### INSTRUCTION
Scan the records below for the word "带动本地产业发展" and give only the number of lines that hold it.

### EXTRACTED RECORDS

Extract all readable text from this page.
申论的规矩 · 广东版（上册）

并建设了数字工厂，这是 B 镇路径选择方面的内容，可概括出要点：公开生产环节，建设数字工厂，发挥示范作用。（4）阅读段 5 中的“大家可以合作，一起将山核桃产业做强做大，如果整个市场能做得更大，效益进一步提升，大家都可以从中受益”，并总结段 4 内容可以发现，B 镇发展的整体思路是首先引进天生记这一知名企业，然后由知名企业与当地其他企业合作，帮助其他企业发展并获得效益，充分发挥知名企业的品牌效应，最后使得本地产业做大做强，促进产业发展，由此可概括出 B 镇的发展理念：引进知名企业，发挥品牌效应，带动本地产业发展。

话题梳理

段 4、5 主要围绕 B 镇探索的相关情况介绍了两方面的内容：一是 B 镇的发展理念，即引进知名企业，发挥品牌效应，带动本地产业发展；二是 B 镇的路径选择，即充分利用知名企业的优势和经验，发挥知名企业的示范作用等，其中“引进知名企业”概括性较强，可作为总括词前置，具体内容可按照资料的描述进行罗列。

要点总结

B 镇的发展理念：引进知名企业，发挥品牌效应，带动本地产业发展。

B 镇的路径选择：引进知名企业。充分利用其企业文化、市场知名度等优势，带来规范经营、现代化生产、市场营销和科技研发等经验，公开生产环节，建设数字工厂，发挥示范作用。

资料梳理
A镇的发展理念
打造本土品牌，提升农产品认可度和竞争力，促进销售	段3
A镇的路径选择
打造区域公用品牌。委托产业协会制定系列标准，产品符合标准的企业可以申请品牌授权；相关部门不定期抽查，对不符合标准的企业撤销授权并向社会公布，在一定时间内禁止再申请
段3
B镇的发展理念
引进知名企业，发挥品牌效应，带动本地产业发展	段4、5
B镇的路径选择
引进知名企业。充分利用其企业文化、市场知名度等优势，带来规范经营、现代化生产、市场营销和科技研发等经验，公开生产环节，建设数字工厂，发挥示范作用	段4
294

### TASK SOLUTION
4